DOCUMENT SECTION:
======
On the product $\displaystyle\prod^{n=\infty}_{n=0}\left[1+\left(\frac{x}{a+nd}\right)^3\right]$
Journal of the Indian Mathematical Society, VII, 1915, 209 – 211

1. Let

$$\phi (\alpha, \beta) = \left\{1+ \left(\frac{\alpha+\beta}{1+\alpha}\right)^3\right\} \left\{1+ \left(\frac{\alpha+\beta}{2+\alpha}\right)^3\right\}.$$
It is easy to see that
\begin{align} & \left\{1+\left(\frac{\alpha+\beta}{n+\alpha}\right)^3\right\} \left\{1+\left(\frac{\alpha +\beta}{n+\beta}\right)^3\right\}\notag\\ & \hspace{1cm} = \frac{\left(1+\frac{\alpha+2\beta}{n}\right) \left(1+\frac{\beta+2\alpha}{n}\right)}{\left(1+\frac{\alpha}{n}\right)^3 \left(1+\frac{\beta}{n}\right)^3} \left[1-\left\{\frac{(\alpha - \beta) + i(\alpha + \beta)\sqrt{3}}{2n}\right\}^2 \right]\notag\\ & \hspace{1.7cm} \times \left[1- \left\{\frac{(\alpha-\beta) - i(\alpha+\beta)\sqrt{3}}{2n}\right\}^2\right]; \end{align}
$$\prod^{n=\infty}_{n=1} \left\{\frac{\left(1+\frac{\alpha + 2 \beta}{n}\right) \left(1+\frac{\beta+2\alpha}{n}\right)}{\left(1+\frac{\alpha}{n}\right)^3 \left(1+\frac{\beta}{n}\right)^3}\right\} = \frac{\{\Gamma (1+\alpha) \Gamma(1+\beta)\}^3}{\Gamma(1+\alpha + 2 \beta) \Gamma(1+\beta+2\alpha)};$$
and
\begin{align} \prod^{n=\infty}_{n=1} \left[1-\left\{\frac{(\alpha -\beta)+i(\alpha+\beta)\sqrt{3}}{2n}\right\}^2\right] & \left[ 1-\left\{\frac{(\alpha-\beta)-i(\alpha+\beta)\sqrt{3}}{2n}\right\}^2\right]\notag\\ & = \frac{\cosh \pi(\alpha+\beta) \sqrt{3}-\cos \pi (\alpha-\beta)}{2 \pi^2 (\alpha^2 +\alpha \beta +\beta^2)}. \end{align}

It follows from (1) - (4) that

$$\phi (\alpha, \beta) \phi (\beta, \alpha) = \frac{\{\Gamma(1+\alpha) \Gamma(1+\beta)\}^3}{\Gamma(1+\alpha + 2\beta)\Gamma(1+\beta+2\alpha)} \left\{\frac{\cosh \pi(\alpha+\beta)\sqrt{3}-\cos \pi (\alpha-\beta)}{2\pi^2(\alpha^2 +\alpha\beta +\beta^2)} \right\}.$$

But it is evident that, if $\alpha-\beta$ be any integer, then $\phi (\alpha,\beta)/\phi (\beta, \alpha)$ can be expressed in finite terms. From this and (5) it follows that $\phi(\alpha, \beta)$ can be expressed in finite terms, if $\alpha-\beta$ be any integer. That is to say $$\left\{1+\left(\frac{x}{a}\right)^3\right\} \left\{1+\left(\frac{x}{a+d}\right)^3\right\} \left\{1+\left(\frac{x}{a+2d}\right)^3\right\}\cdots$$ can be expressed in finite terms if $x-2a$ be a multiple of $d$.
======
RAW RECORDS:
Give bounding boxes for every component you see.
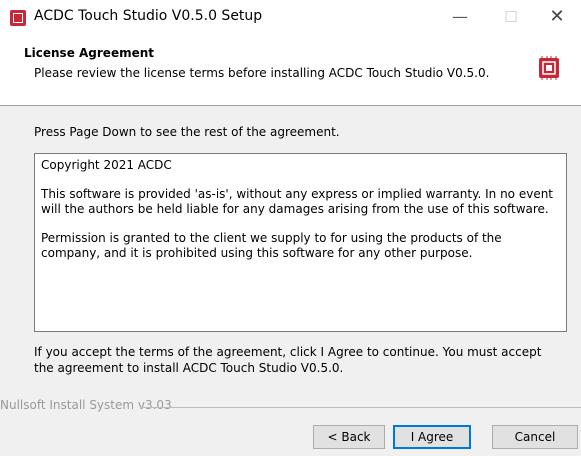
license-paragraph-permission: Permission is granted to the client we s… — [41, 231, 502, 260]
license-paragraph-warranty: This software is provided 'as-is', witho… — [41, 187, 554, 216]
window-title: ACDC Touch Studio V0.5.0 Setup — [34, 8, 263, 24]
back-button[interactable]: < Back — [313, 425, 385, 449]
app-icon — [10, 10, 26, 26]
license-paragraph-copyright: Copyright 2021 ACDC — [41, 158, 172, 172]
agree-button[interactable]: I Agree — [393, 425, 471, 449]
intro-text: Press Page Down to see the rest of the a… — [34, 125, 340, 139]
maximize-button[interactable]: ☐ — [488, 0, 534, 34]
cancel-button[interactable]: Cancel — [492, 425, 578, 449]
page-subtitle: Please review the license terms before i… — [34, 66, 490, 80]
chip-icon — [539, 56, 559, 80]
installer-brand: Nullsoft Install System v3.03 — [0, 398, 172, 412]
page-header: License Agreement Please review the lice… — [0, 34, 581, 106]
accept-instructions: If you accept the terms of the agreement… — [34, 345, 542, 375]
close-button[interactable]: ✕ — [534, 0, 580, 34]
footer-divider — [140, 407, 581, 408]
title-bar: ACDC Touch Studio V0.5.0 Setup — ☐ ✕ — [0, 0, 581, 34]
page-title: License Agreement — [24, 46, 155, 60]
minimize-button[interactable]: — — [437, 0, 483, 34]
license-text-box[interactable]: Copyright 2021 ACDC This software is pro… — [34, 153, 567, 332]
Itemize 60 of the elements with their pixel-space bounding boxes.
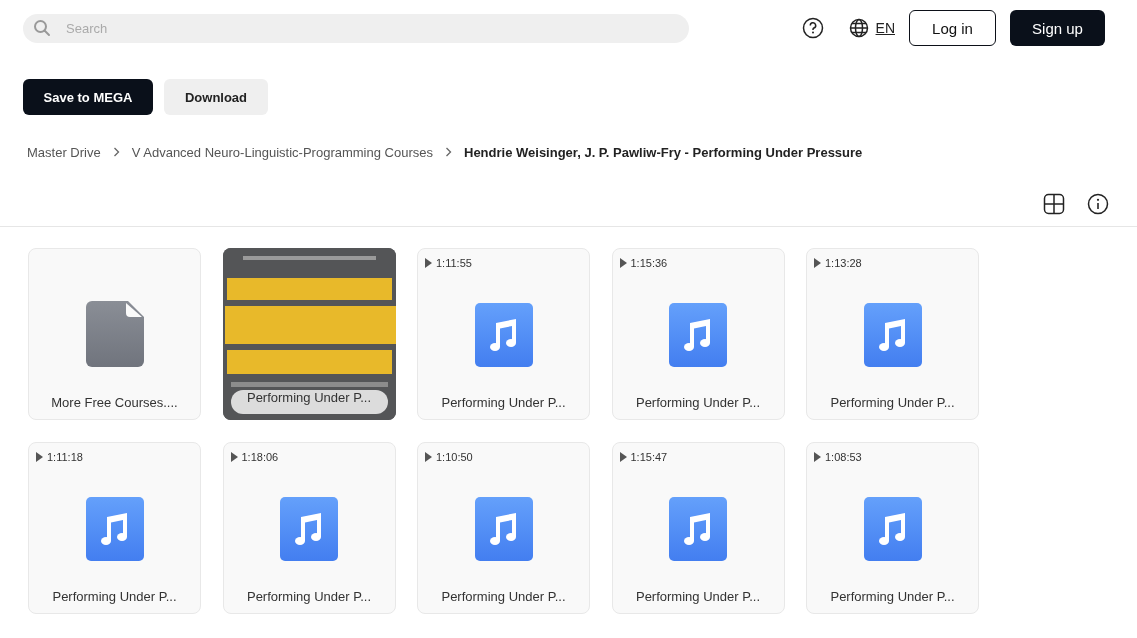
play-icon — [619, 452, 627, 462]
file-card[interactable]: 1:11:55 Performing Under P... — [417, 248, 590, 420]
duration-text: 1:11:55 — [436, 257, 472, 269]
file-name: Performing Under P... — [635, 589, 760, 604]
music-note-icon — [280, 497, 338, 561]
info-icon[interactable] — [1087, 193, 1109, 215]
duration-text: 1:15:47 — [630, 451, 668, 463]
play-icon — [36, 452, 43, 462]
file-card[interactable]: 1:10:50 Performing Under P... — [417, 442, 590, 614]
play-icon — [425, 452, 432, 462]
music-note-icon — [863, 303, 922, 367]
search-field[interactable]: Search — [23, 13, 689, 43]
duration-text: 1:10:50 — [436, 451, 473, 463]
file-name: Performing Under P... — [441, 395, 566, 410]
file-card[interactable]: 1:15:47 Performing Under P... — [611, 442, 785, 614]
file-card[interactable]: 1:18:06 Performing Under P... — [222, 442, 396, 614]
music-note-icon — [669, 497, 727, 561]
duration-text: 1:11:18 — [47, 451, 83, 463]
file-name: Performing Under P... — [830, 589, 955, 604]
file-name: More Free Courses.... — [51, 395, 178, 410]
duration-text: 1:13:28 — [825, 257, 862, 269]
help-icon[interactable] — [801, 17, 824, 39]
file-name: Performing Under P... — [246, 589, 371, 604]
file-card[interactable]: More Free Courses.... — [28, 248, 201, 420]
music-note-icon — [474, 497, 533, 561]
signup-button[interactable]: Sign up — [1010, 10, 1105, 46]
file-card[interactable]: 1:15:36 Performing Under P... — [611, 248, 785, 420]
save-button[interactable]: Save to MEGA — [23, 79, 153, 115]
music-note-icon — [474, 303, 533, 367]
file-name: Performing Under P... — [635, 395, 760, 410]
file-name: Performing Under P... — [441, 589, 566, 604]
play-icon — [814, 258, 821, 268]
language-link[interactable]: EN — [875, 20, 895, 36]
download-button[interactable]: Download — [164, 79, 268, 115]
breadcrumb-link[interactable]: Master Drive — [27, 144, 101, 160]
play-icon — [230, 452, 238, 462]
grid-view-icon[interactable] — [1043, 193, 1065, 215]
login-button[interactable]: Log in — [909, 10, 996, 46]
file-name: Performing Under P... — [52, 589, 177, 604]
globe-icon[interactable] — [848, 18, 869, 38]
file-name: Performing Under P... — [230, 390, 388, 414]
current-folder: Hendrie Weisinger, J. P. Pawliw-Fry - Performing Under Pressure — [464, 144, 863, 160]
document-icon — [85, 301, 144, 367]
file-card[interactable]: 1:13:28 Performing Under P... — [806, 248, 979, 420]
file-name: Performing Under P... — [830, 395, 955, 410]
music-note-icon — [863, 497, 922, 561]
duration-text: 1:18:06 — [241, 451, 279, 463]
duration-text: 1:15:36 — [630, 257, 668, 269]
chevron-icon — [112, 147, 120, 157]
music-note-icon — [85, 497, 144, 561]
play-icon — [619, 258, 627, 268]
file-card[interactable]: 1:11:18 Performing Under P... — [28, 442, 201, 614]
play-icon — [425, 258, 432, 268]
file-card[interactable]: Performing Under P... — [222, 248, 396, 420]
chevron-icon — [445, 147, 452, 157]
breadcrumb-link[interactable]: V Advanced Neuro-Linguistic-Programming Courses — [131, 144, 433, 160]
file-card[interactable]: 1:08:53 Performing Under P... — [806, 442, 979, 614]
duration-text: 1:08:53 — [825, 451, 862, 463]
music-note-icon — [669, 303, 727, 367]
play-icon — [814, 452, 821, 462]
======
TO DO:
A. Answer these questions from the paper on the infinite product:
(i) In which journal, volume, year and pages did it appear?
(ii) What condition on α − β makes φ(α, β)/φ(β, α) expressible in finite terms?
(iii) Under what condition on x, a and d can the product {1 + (x/a)³}{1 + (x/(a + d))³}{1 + (x/(a + 2d))³}··· be expressed in finite terms?
B. From the paper on the infinite product, write out the passage that begins at the words "But it is evident" and stops after "multiple of $d$.".
Answer using only the text on the infinite product; nothing in the lines is needed.

ANSWERS FOR THE TASKS:
A.
(i) Journal of the Indian Mathematical Society, VII, 1915, pages 209–211.
(ii) α − β must be an integer.
(iii) x − 2a must be a multiple of d.

B.
But it is evident that, if $\alpha-\beta$ be any integer, then $\phi (\alpha,\beta)/\phi (\beta, \alpha)$ can be expressed in finite terms. From this and (5) it follows that $\phi(\alpha, \beta)$ can be expressed in finite terms, if $\alpha-\beta$ be any integer. That is to say $$\left\{1+\left(\frac{x}{a}\right)^3\right\} \left\{1+\left(\frac{x}{a+d}\right)^3\right\} \left\{1+\left(\frac{x}{a+2d}\right)^3\right\}\cdots$$ can be expressed in finite terms if $x-2a$ be a multiple of $d$.